■ What the exercise asks ■
Retype the items from the line containing "Text: 43.5: 43.5 [561,371,607,387]" through the line containing "Text: A6: A6 [35,330,63,350]", keeping both of those lines.

■ Stored records ■
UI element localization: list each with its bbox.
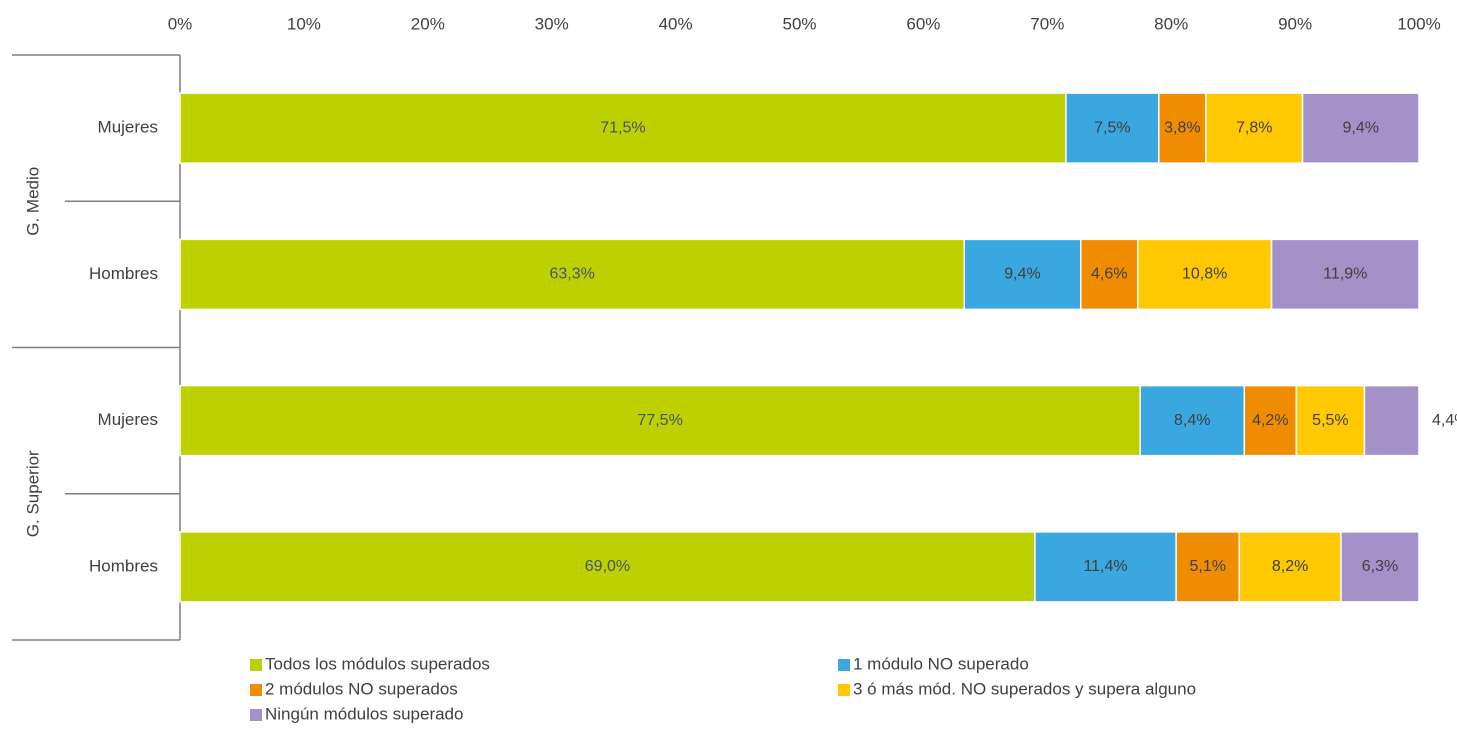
value-label: 69,0% [585,558,630,575]
bar-segment [1205,92,1304,164]
value-label: 10,8% [1182,266,1227,283]
legend-label: 2 módulos NO superados [265,679,458,698]
value-label: 7,8% [1236,119,1272,136]
group-label: G. Superior [23,450,42,537]
bar-segment [1175,531,1241,603]
x-tick-label: 0% [168,14,193,33]
bar-segment [1270,238,1420,311]
y-tick-label: Mujeres [98,410,158,429]
value-label: 9,4% [1343,119,1379,136]
value-label: 11,4% [1083,558,1127,575]
bar-segment [1363,384,1420,457]
x-tick-label: 70% [1030,14,1064,33]
legend-label: Todos los módulos superados [265,654,490,673]
x-tick-label: 30% [535,14,569,33]
bar-segment [1080,238,1139,311]
x-tick-label: 40% [659,14,693,33]
legend-swatch [838,659,850,671]
bar-segment [1243,384,1298,457]
legend-label: 3 ó más mód. NO superados y supera algun… [853,679,1196,698]
bar-segment [1340,531,1420,603]
y-tick-label: Mujeres [98,118,158,137]
value-label: 4,2% [1252,412,1288,429]
x-tick-label: 100% [1397,14,1440,33]
legend-swatch [250,659,262,671]
value-label: 8,2% [1272,558,1308,575]
bar-segment [1136,238,1273,311]
value-label: 5,1% [1190,558,1226,575]
value-label: 6,3% [1362,558,1398,575]
value-label: 11,9% [1323,266,1367,283]
legend-swatch [838,684,850,696]
y-tick-label: Hombres [89,264,158,283]
bar-segment [963,238,1082,311]
bar-segment [179,238,966,311]
x-tick-label: 60% [906,14,940,33]
bar-segment [1139,384,1246,457]
bar-segment [179,92,1067,164]
value-label: 5,5% [1312,412,1348,429]
value-label: 63,3% [549,266,594,283]
value-label: 4,4% [1432,412,1457,429]
value-label: 3,8% [1164,119,1200,136]
value-label: 8,4% [1174,412,1210,429]
value-label: 4,6% [1091,266,1127,283]
x-tick-label: 50% [782,14,816,33]
legend-swatch [250,684,262,696]
x-tick-label: 10% [287,14,321,33]
bar-segment [1238,531,1342,603]
value-label: 9,4% [1004,266,1040,283]
legend-label: Ningún módulos superado [265,704,463,723]
x-tick-label: 20% [411,14,445,33]
legend-swatch [250,709,262,721]
group-label: G. Medio [23,167,42,236]
bar-segment [179,384,1141,457]
legend-label: 1 módulo NO superado [853,654,1029,673]
bar-segment [1301,92,1420,164]
value-label: 71,5% [600,119,645,136]
bar-segment [1295,384,1366,457]
value-label: 7,5% [1094,119,1130,136]
x-tick-label: 80% [1154,14,1188,33]
y-tick-label: Hombres [89,556,158,575]
value-label: 77,5% [637,412,682,429]
x-tick-label: 90% [1278,14,1312,33]
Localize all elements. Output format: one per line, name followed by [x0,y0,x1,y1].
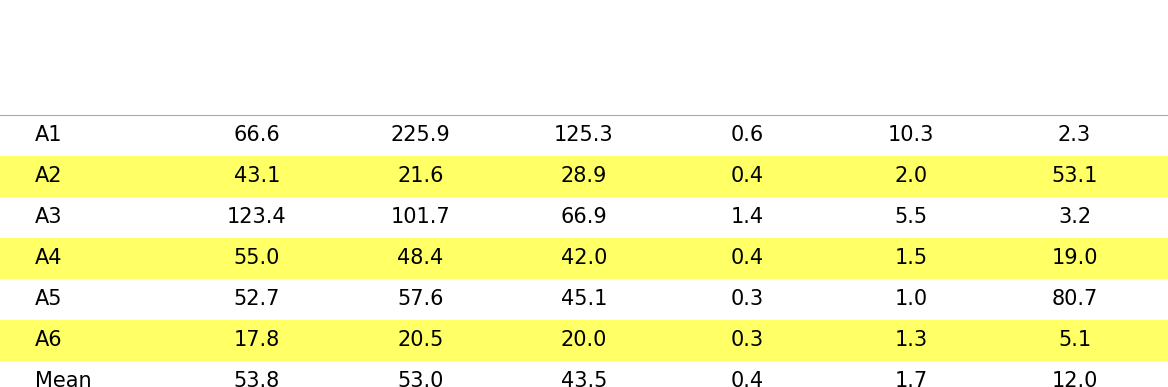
Text: 43.5: 43.5 [561,371,607,387]
Text: 125.3: 125.3 [554,125,614,146]
Text: 55.0: 55.0 [234,248,280,268]
Text: 57.6: 57.6 [397,289,444,309]
FancyBboxPatch shape [0,156,1168,197]
Text: 28.9: 28.9 [561,166,607,186]
Text: 1.0: 1.0 [895,289,927,309]
Text: 0.6: 0.6 [731,125,764,146]
Text: 5.1: 5.1 [1058,330,1091,350]
Text: A4: A4 [35,248,63,268]
Text: A2: A2 [35,166,63,186]
Text: 20.0: 20.0 [561,330,607,350]
Text: 48.4: 48.4 [397,248,444,268]
Text: 1.3: 1.3 [895,330,927,350]
Text: 1.5: 1.5 [895,248,927,268]
Text: 53.1: 53.1 [1051,166,1098,186]
Text: 42.0: 42.0 [561,248,607,268]
Text: 45.1: 45.1 [561,289,607,309]
FancyBboxPatch shape [0,320,1168,361]
Text: 5.5: 5.5 [895,207,927,227]
Text: 80.7: 80.7 [1051,289,1098,309]
Text: 2.0: 2.0 [895,166,927,186]
Text: 1.7: 1.7 [895,371,927,387]
Text: A6: A6 [35,330,63,350]
Text: 12.0: 12.0 [1051,371,1098,387]
Text: 2.3: 2.3 [1058,125,1091,146]
Text: 66.6: 66.6 [234,125,280,146]
Text: Mean: Mean [35,371,91,387]
Text: 0.4: 0.4 [731,166,764,186]
Text: 66.9: 66.9 [561,207,607,227]
Text: 17.8: 17.8 [234,330,280,350]
Text: 123.4: 123.4 [227,207,287,227]
Text: 52.7: 52.7 [234,289,280,309]
Text: 53.8: 53.8 [234,371,280,387]
Text: 43.1: 43.1 [234,166,280,186]
Text: 19.0: 19.0 [1051,248,1098,268]
Text: 0.4: 0.4 [731,371,764,387]
Text: A5: A5 [35,289,63,309]
Text: 0.3: 0.3 [731,330,764,350]
Text: A3: A3 [35,207,63,227]
Text: A1: A1 [35,125,63,146]
Text: 3.2: 3.2 [1058,207,1091,227]
Text: 101.7: 101.7 [390,207,451,227]
FancyBboxPatch shape [0,238,1168,279]
Text: 0.3: 0.3 [731,289,764,309]
Text: 0.4: 0.4 [731,248,764,268]
Text: 225.9: 225.9 [390,125,451,146]
Text: 10.3: 10.3 [888,125,934,146]
Text: 21.6: 21.6 [397,166,444,186]
Text: 53.0: 53.0 [397,371,444,387]
Text: 1.4: 1.4 [731,207,764,227]
Text: 20.5: 20.5 [397,330,444,350]
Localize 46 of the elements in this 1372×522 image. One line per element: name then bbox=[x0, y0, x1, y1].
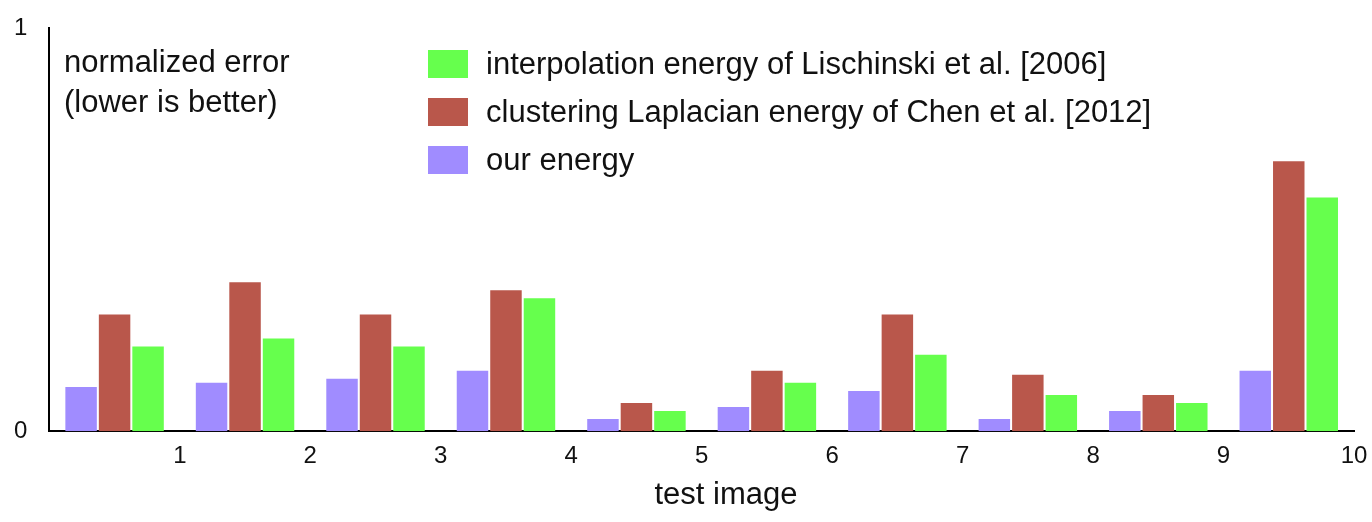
bar bbox=[65, 386, 97, 432]
bar bbox=[195, 382, 228, 432]
x-tick-label: 4 bbox=[564, 441, 578, 469]
bar bbox=[98, 314, 131, 432]
bar bbox=[326, 378, 358, 432]
bar bbox=[717, 407, 750, 432]
legend-label: our energy bbox=[486, 142, 635, 178]
legend-label: interpolation energy of Lischinski et al. [2006] bbox=[486, 46, 1107, 82]
x-tick-label: 2 bbox=[303, 441, 317, 469]
y-axis-title: normalized error (lower is better) bbox=[64, 43, 290, 121]
x-tick-label: 9 bbox=[1216, 441, 1231, 469]
bar bbox=[1109, 411, 1141, 432]
bar bbox=[393, 346, 425, 432]
bar bbox=[262, 338, 295, 432]
x-tick-label: 8 bbox=[1086, 441, 1100, 469]
bar bbox=[881, 314, 914, 432]
bar bbox=[523, 298, 556, 432]
legend-label: clustering Laplacian energy of Chen et al. [2012] bbox=[486, 94, 1152, 130]
bar bbox=[1176, 403, 1208, 432]
bar bbox=[784, 382, 817, 432]
bar bbox=[587, 419, 619, 432]
bar bbox=[229, 282, 261, 432]
x-tick-label: 3 bbox=[434, 441, 448, 469]
x-tick-label: 1 bbox=[173, 441, 187, 469]
x-tick-label: 10 bbox=[1340, 441, 1368, 469]
bar bbox=[490, 290, 522, 432]
bar bbox=[1012, 374, 1044, 432]
x-tick-label: 7 bbox=[955, 441, 970, 469]
bar bbox=[1273, 161, 1305, 432]
x-axis-title: test image bbox=[653, 476, 799, 512]
x-tick-label: 6 bbox=[825, 441, 839, 469]
bar bbox=[848, 390, 880, 432]
bar bbox=[620, 403, 653, 432]
y-tick-label: 0 bbox=[13, 415, 28, 443]
bar bbox=[456, 370, 489, 432]
bar bbox=[915, 354, 947, 432]
x-tick-label: 5 bbox=[694, 441, 709, 469]
bar bbox=[132, 346, 164, 432]
bar bbox=[359, 314, 392, 432]
bar bbox=[1239, 370, 1272, 432]
bar bbox=[978, 419, 1011, 432]
bar bbox=[1306, 197, 1338, 432]
bar bbox=[654, 411, 686, 432]
bar bbox=[1142, 394, 1175, 432]
bar bbox=[751, 370, 783, 432]
bar bbox=[1045, 394, 1078, 432]
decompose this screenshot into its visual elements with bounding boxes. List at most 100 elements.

■ In response ■
Text: 43.5: 43.5 [561,371,607,387]
Text: 125.3: 125.3 [554,125,614,146]
Text: 55.0: 55.0 [234,248,280,268]
Text: 57.6: 57.6 [397,289,444,309]
FancyBboxPatch shape [0,156,1168,197]
Text: 28.9: 28.9 [561,166,607,186]
Text: 1.0: 1.0 [895,289,927,309]
Text: 0.6: 0.6 [731,125,764,146]
Text: 5.1: 5.1 [1058,330,1091,350]
Text: A4: A4 [35,248,63,268]
Text: A2: A2 [35,166,63,186]
Text: 20.0: 20.0 [561,330,607,350]
Text: 48.4: 48.4 [397,248,444,268]
Text: 1.3: 1.3 [895,330,927,350]
Text: 1.5: 1.5 [895,248,927,268]
Text: 53.1: 53.1 [1051,166,1098,186]
Text: 42.0: 42.0 [561,248,607,268]
Text: 45.1: 45.1 [561,289,607,309]
FancyBboxPatch shape [0,320,1168,361]
Text: 5.5: 5.5 [895,207,927,227]
Text: 80.7: 80.7 [1051,289,1098,309]
Text: 2.0: 2.0 [895,166,927,186]
Text: 1.7: 1.7 [895,371,927,387]
Text: A6: A6 [35,330,63,350]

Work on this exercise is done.